### REQUEST A
Return, word for word, the part of the mailing-list post on AVL trees versus hashes starting with "Jay Glascoe <jglascoe@jay.giss.nasa.gov>" and going on through "(key . value))".

### SOURCE
++++++++

This is the mail archive of the guile@cygnus.com mailing list for the guile project.


Index Nav: [Date Index] [Subject Index] [Author Index] [Thread Index]
Message Nav: [Date Prev] [Date Next] [Thread Prev] [Thread Next]

Re: avl-trees vs. hashes


Jay Glascoe <jglascoe@jay.giss.nasa.gov> writes:

 > 1.  not storing the key's hash in the entry would be a big win for
 > deletion in certain, relatively common situations.  For example, if the
 > keys and values you use are small (relative to the size of the [big]
 > integer hash object), like small strings, integers, booleans, then
 > 
 > (hash (key . value))
 > 
 > is much larger than
 > 
 > (key . value)
 > 
 > and guile will have a much easier time gc'ing the smaller of the two.

What do you mean, "for deletion"?  Because of the GC, more memory =
more CPU = slower in general (because more memory gets scanned), so
including the hash value makes the program slower in general.

++++++++

### RECORD LIST
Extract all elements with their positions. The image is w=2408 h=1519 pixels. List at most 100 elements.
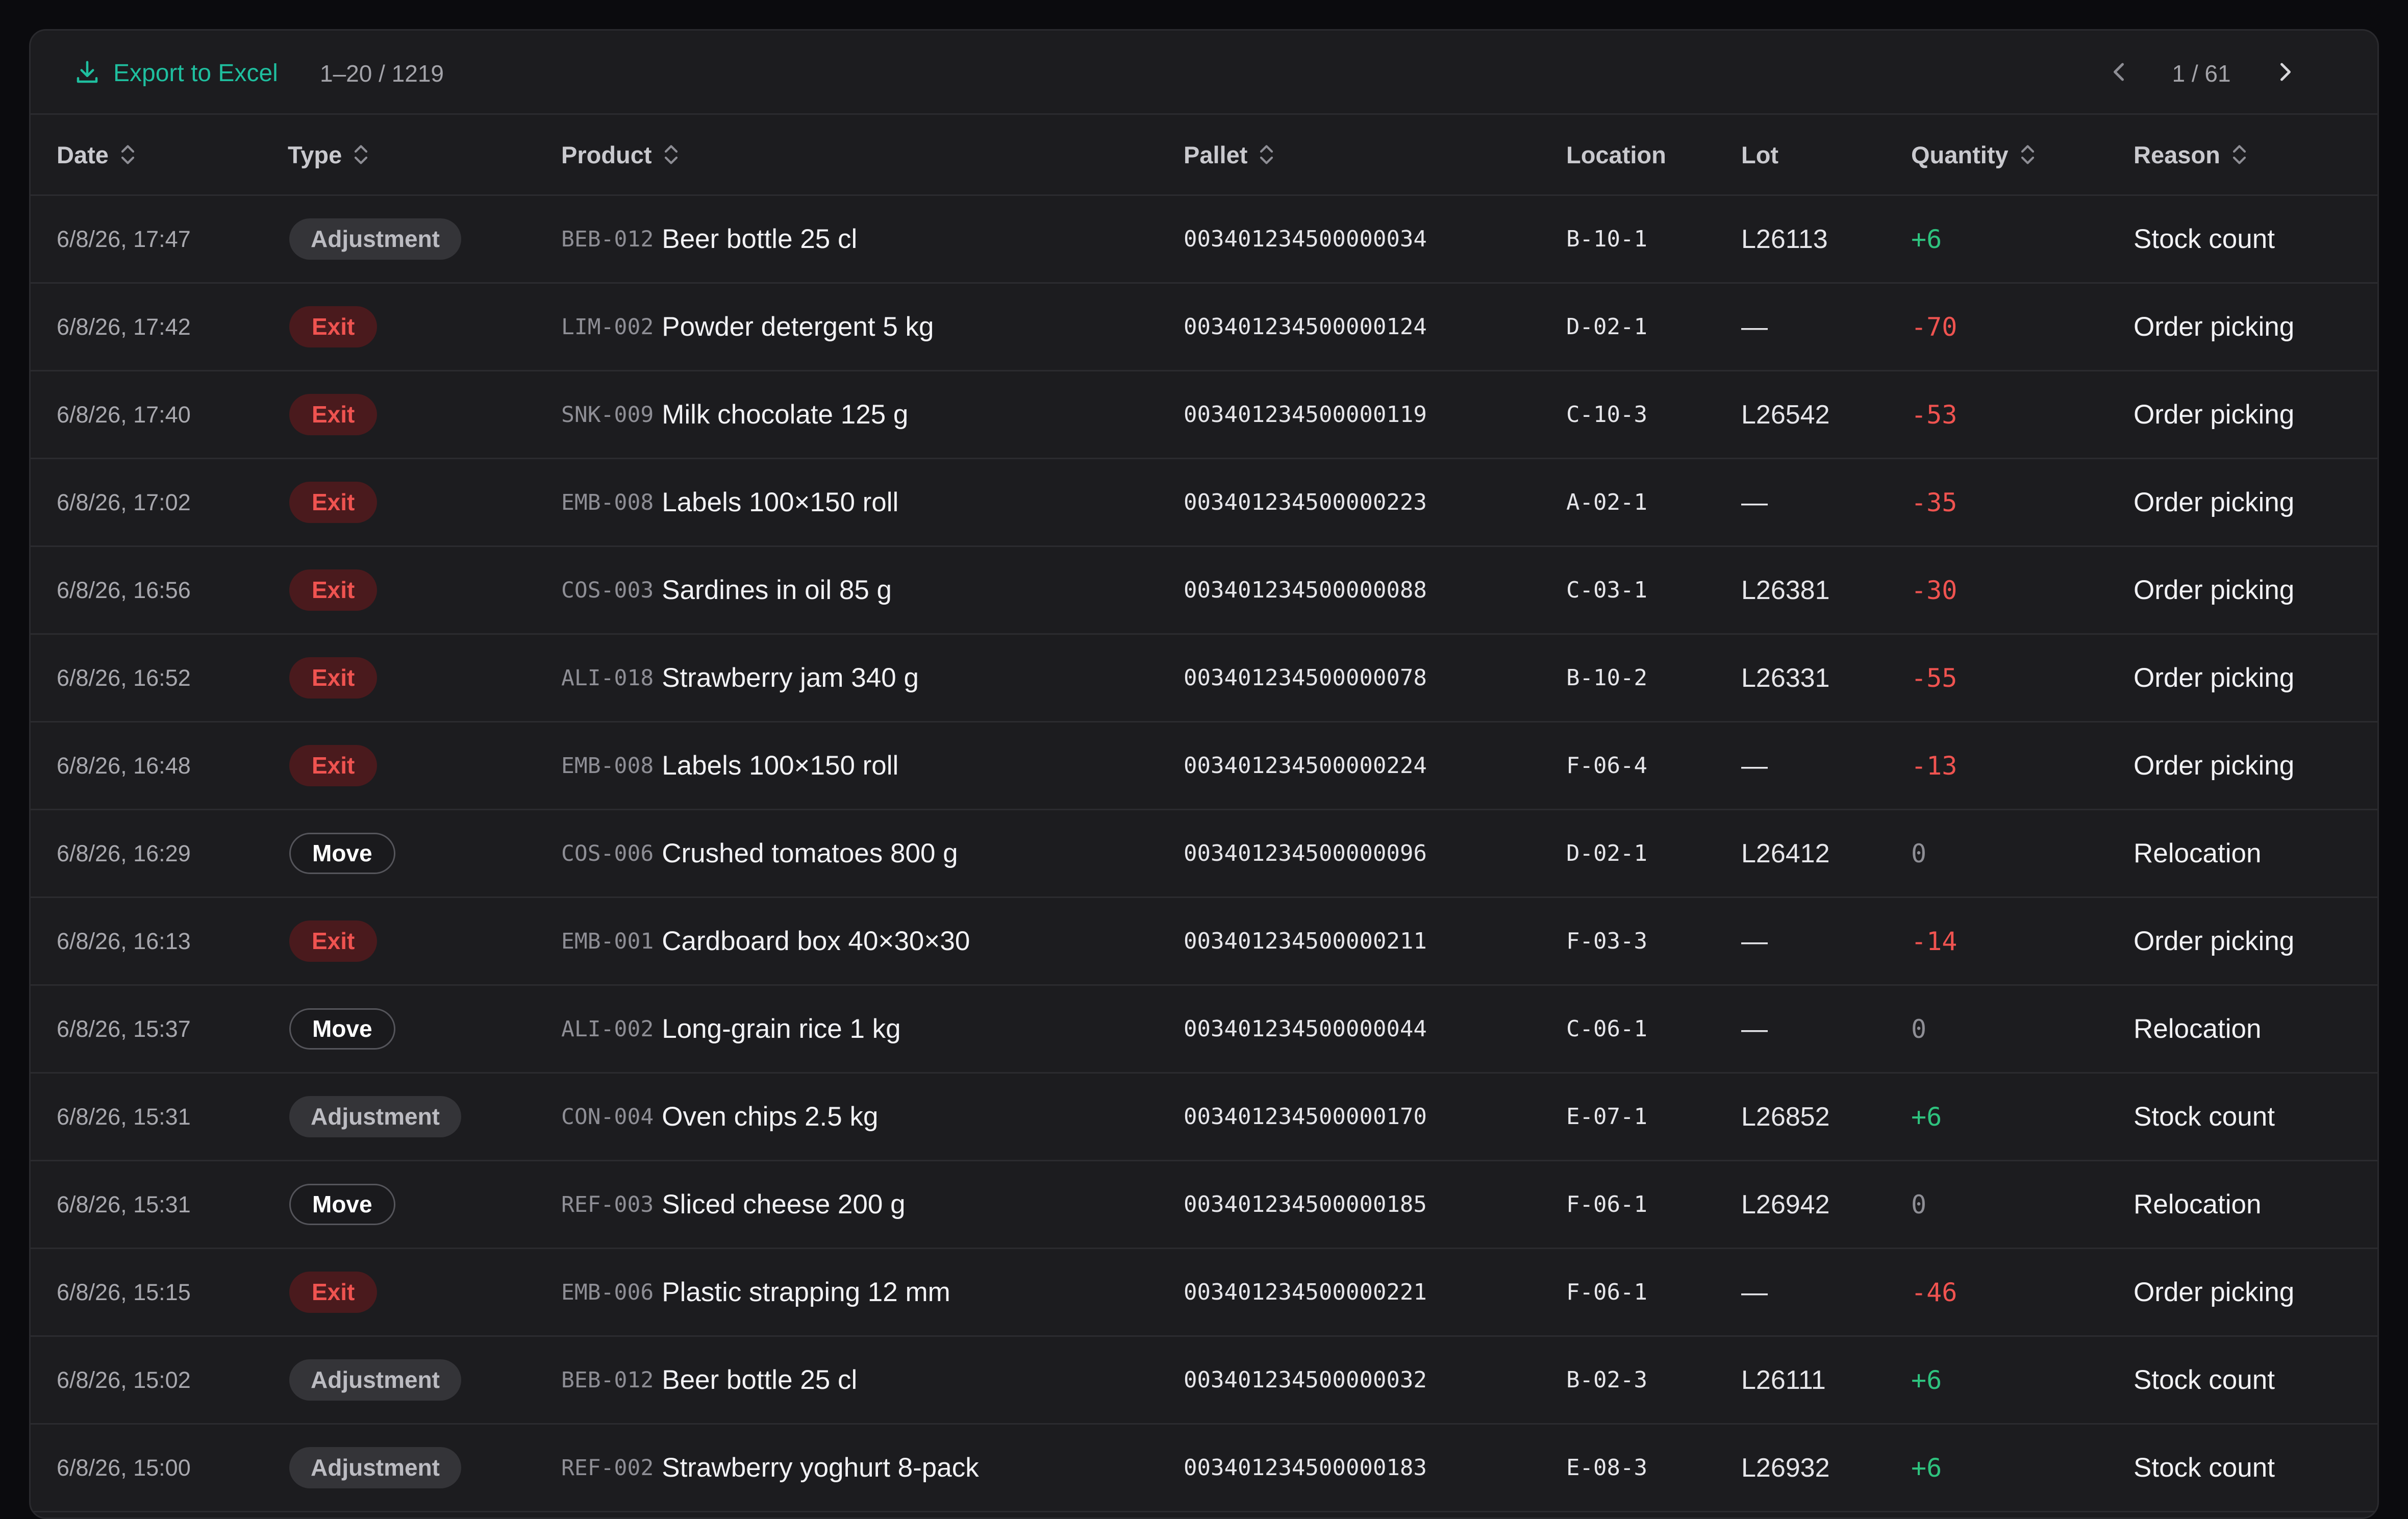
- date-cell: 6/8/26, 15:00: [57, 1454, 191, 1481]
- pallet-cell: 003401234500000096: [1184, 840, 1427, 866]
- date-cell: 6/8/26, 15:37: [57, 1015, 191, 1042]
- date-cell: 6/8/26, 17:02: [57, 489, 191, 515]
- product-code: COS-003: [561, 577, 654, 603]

++++++++

### REQUEST B
Retype the listing above line for line without any changes, leaving out the pictures.

### WRITTEN SOLUTION A
Jay Glascoe <jglascoe@jay.giss.nasa.gov> writes:

 > 1.  not storing the key's hash in the entry would be a big win for
 > deletion in certain, relatively common situations.  For example, if the
 > keys and values you use are small (relative to the size of the [big]
 > integer hash object), like small strings, integers, booleans, then
 > 
 > (hash (key . value))

### WRITTEN SOLUTION B
Extract all elements with their positions. The image is w=2408 h=1519 pixels. List at most 100 elements.
- date-cell: 6/8/26, 15:00: [57, 1454, 191, 1481]
- pallet-cell: 003401234500000096: [1184, 840, 1427, 866]
- date-cell: 6/8/26, 15:37: [57, 1015, 191, 1042]
- date-cell: 6/8/26, 17:02: [57, 489, 191, 515]
- product-code: COS-003: [561, 577, 654, 603]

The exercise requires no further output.